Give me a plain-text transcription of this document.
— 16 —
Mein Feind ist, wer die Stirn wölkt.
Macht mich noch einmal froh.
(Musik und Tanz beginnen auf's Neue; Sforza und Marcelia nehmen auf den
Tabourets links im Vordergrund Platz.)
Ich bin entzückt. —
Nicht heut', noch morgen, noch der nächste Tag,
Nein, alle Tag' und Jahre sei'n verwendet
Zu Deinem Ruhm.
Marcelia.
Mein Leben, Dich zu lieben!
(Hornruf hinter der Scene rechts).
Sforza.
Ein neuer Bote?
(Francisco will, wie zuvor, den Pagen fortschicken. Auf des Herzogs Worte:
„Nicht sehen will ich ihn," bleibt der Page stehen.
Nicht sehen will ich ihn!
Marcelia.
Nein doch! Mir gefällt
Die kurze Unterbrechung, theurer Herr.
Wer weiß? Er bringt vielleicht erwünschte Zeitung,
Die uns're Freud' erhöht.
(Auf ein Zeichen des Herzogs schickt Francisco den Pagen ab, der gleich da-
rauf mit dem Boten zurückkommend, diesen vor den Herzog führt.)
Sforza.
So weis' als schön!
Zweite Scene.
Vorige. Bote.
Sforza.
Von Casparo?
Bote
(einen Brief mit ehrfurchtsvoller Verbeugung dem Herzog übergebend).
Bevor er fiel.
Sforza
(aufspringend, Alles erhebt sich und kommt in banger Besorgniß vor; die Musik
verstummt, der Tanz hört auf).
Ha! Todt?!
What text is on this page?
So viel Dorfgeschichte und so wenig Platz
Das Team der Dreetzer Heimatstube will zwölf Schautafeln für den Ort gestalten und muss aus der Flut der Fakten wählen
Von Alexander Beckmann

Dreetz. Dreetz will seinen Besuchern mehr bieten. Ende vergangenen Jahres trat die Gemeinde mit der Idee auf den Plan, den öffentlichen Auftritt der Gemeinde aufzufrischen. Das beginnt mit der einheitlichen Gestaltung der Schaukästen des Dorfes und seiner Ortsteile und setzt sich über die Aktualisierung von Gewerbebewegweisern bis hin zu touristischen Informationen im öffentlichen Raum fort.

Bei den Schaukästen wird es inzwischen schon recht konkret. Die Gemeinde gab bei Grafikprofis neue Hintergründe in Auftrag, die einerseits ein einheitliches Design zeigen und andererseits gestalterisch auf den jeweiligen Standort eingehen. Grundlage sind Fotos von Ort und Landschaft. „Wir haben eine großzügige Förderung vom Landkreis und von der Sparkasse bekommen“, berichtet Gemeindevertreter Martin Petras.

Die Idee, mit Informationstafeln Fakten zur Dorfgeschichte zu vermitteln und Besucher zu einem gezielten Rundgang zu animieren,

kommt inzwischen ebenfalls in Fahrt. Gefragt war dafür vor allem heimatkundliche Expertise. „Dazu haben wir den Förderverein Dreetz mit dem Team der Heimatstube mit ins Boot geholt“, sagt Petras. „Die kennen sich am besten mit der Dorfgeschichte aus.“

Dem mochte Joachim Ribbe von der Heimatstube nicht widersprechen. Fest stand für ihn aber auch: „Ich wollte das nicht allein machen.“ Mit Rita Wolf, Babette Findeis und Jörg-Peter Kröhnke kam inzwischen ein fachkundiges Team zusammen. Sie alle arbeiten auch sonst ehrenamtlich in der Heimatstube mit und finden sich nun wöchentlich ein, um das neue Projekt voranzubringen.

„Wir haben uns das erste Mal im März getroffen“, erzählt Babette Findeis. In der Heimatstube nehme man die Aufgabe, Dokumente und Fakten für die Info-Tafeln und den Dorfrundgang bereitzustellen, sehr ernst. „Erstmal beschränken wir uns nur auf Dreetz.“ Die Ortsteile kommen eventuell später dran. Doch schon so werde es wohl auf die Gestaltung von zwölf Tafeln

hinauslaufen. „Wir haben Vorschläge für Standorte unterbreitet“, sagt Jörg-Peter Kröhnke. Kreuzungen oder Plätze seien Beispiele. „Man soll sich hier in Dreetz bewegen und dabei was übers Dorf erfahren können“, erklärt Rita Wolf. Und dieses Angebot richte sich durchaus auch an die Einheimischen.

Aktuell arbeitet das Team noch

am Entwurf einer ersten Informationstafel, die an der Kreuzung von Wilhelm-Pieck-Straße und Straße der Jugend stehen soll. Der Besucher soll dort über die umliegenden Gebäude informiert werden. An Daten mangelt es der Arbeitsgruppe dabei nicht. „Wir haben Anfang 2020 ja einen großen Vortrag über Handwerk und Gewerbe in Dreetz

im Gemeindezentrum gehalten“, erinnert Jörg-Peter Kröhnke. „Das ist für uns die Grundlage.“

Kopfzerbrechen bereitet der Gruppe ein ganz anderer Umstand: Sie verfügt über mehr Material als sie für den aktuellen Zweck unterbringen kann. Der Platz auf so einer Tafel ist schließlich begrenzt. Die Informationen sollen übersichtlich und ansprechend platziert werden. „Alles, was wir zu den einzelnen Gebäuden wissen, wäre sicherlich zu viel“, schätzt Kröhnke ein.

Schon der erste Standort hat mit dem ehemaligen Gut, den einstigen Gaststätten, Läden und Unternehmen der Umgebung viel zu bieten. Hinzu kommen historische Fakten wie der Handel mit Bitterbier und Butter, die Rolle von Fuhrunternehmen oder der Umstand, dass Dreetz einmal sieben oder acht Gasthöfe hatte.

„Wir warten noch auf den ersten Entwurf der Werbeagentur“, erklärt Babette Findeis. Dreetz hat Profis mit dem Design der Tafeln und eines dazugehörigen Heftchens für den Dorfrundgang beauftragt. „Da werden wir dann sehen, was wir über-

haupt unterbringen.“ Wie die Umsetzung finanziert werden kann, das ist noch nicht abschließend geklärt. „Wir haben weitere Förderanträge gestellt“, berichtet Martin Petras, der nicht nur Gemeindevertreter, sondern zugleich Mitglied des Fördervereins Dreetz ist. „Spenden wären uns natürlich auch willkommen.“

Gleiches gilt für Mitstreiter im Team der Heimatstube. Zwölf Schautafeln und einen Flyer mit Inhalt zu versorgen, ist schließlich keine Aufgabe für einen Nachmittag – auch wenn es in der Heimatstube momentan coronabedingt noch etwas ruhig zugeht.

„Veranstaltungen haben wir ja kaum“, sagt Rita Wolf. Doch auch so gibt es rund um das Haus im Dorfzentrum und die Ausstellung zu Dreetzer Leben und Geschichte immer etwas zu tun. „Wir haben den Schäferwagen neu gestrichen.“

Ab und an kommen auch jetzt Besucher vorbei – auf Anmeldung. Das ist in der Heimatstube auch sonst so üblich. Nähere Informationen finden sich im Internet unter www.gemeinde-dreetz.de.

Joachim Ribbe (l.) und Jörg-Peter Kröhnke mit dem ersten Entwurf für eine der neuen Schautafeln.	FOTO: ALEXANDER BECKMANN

§ **Goal of the exercise**
Your task is to output all of the data above word for word.

§ **Written response**
Give me a plain-text transcription of this document.
— 16 —
Mein Feind ist, wer die Stirn wölkt.
Macht mich noch einmal froh.
(Musik und Tanz beginnen auf's Neue; Sforza und Marcelia nehmen auf den
Tabourets links im Vordergrund Platz.)
Ich bin entzückt. —
Nicht heut', noch morgen, noch der nächste Tag,
Nein, alle Tag' und Jahre sei'n verwendet
Zu Deinem Ruhm.
Marcelia.
Mein Leben, Dich zu lieben!
(Hornruf hinter der Scene rechts).
Sforza.
Ein neuer Bote?
(Francisco will, wie zuvor, den Pagen fortschicken. Auf des Herzogs Worte:
„Nicht sehen will ich ihn," bleibt der Page stehen.
Nicht sehen will ich ihn!
Marcelia.
Nein doch! Mir gefällt
Die kurze Unterbrechung, theurer Herr.
Wer weiß? Er bringt vielleicht erwünschte Zeitung,
Die uns're Freud' erhöht.
(Auf ein Zeichen des Herzogs schickt Francisco den Pagen ab, der gleich da-
rauf mit dem Boten zurückkommend, diesen vor den Herzog führt.)
Sforza.
So weis' als schön!
Zweite Scene.
Vorige. Bote.
Sforza.
Von Casparo?
Bote
(einen Brief mit ehrfurchtsvoller Verbeugung dem Herzog übergebend).
Bevor er fiel.
Sforza
(aufspringend, Alles erhebt sich und kommt in banger Besorgniß vor; die Musik
verstummt, der Tanz hört auf).
Ha! Todt?!
What text is on this page?
So viel Dorfgeschichte und so wenig Platz
Das Team der Dreetzer Heimatstube will zwölf Schautafeln für den Ort gestalten und muss aus der Flut der Fakten wählen
Von Alexander Beckmann

Dreetz. Dreetz will seinen Besuchern mehr bieten. Ende vergangenen Jahres trat die Gemeinde mit der Idee auf den Plan, den öffentlichen Auftritt der Gemeinde aufzufrischen. Das beginnt mit der einheitlichen Gestaltung der Schaukästen des Dorfes und seiner Ortsteile und setzt sich über die Aktualisierung von Gewerbebewegweisern bis hin zu touristischen Informationen im öffentlichen Raum fort.

Bei den Schaukästen wird es inzwischen schon recht konkret. Die Gemeinde gab bei Grafikprofis neue Hintergründe in Auftrag, die einerseits ein einheitliches Design zeigen und andererseits gestalterisch auf den jeweiligen Standort eingehen. Grundlage sind Fotos von Ort und Landschaft. „Wir haben eine großzügige Förderung vom Landkreis und von der Sparkasse bekommen“, berichtet Gemeindevertreter Martin Petras.

Die Idee, mit Informationstafeln Fakten zur Dorfgeschichte zu vermitteln und Besucher zu einem gezielten Rundgang zu animieren,

kommt inzwischen ebenfalls in Fahrt. Gefragt war dafür vor allem heimatkundliche Expertise. „Dazu haben wir den Förderverein Dreetz mit dem Team der Heimatstube mit ins Boot geholt“, sagt Petras. „Die kennen sich am besten mit der Dorfgeschichte aus.“

Dem mochte Joachim Ribbe von der Heimatstube nicht widersprechen. Fest stand für ihn aber auch: „Ich wollte das nicht allein machen.“ Mit Rita Wolf, Babette Findeis und Jörg-Peter Kröhnke kam inzwischen ein fachkundiges Team zusammen. Sie alle arbeiten auch sonst ehrenamtlich in der Heimatstube mit und finden sich nun wöchentlich ein, um das neue Projekt voranzubringen.

„Wir haben uns das erste Mal im März getroffen“, erzählt Babette Findeis. In der Heimatstube nehme man die Aufgabe, Dokumente und Fakten für die Info-Tafeln und den Dorfrundgang bereitzustellen, sehr ernst. „Erstmal beschränken wir uns nur auf Dreetz.“ Die Ortsteile kommen eventuell später dran. Doch schon so werde es wohl auf die Gestaltung von zwölf Tafeln

hinauslaufen. „Wir haben Vorschläge für Standorte unterbreitet“, sagt Jörg-Peter Kröhnke. Kreuzungen oder Plätze seien Beispiele. „Man soll sich hier in Dreetz bewegen und dabei was übers Dorf erfahren können“, erklärt Rita Wolf. Und dieses Angebot richte sich durchaus auch an die Einheimischen.

Aktuell arbeitet das Team noch

am Entwurf einer ersten Informationstafel, die an der Kreuzung von Wilhelm-Pieck-Straße und Straße der Jugend stehen soll. Der Besucher soll dort über die umliegenden Gebäude informiert werden. An Daten mangelt es der Arbeitsgruppe dabei nicht. „Wir haben Anfang 2020 ja einen großen Vortrag über Handwerk und Gewerbe in Dreetz

im Gemeindezentrum gehalten“, erinnert Jörg-Peter Kröhnke. „Das ist für uns die Grundlage.“

Kopfzerbrechen bereitet der Gruppe ein ganz anderer Umstand: Sie verfügt über mehr Material als sie für den aktuellen Zweck unterbringen kann. Der Platz auf so einer Tafel ist schließlich begrenzt. Die Informationen sollen übersichtlich und ansprechend platziert werden. „Alles, was wir zu den einzelnen Gebäuden wissen, wäre sicherlich zu viel“, schätzt Kröhnke ein.

Schon der erste Standort hat mit dem ehemaligen Gut, den einstigen Gaststätten, Läden und Unternehmen der Umgebung viel zu bieten. Hinzu kommen historische Fakten wie der Handel mit Bitterbier und Butter, die Rolle von Fuhrunternehmen oder der Umstand, dass Dreetz einmal sieben oder acht Gasthöfe hatte.

„Wir warten noch auf den ersten Entwurf der Werbeagentur“, erklärt Babette Findeis. Dreetz hat Profis mit dem Design der Tafeln und eines dazugehörigen Heftchens für den Dorfrundgang beauftragt. „Da werden wir dann sehen, was wir über-

haupt unterbringen.“ Wie die Umsetzung finanziert werden kann, das ist noch nicht abschließend geklärt. „Wir haben weitere Förderanträge gestellt“, berichtet Martin Petras, der nicht nur Gemeindevertreter, sondern zugleich Mitglied des Fördervereins Dreetz ist. „Spenden wären uns natürlich auch willkommen.“

Gleiches gilt für Mitstreiter im Team der Heimatstube. Zwölf Schautafeln und einen Flyer mit Inhalt zu versorgen, ist schließlich keine Aufgabe für einen Nachmittag – auch wenn es in der Heimatstube momentan coronabedingt noch etwas ruhig zugeht.

„Veranstaltungen haben wir ja kaum“, sagt Rita Wolf. Doch auch so gibt es rund um das Haus im Dorfzentrum und die Ausstellung zu Dreetzer Leben und Geschichte immer etwas zu tun. „Wir haben den Schäferwagen neu gestrichen.“

Ab und an kommen auch jetzt Besucher vorbei – auf Anmeldung. Das ist in der Heimatstube auch sonst so üblich. Nähere Informationen finden sich im Internet unter www.gemeinde-dreetz.de.

Joachim Ribbe (l.) und Jörg-Peter Kröhnke mit dem ersten Entwurf für eine der neuen Schautafeln.	FOTO: ALEXANDER BECKMANN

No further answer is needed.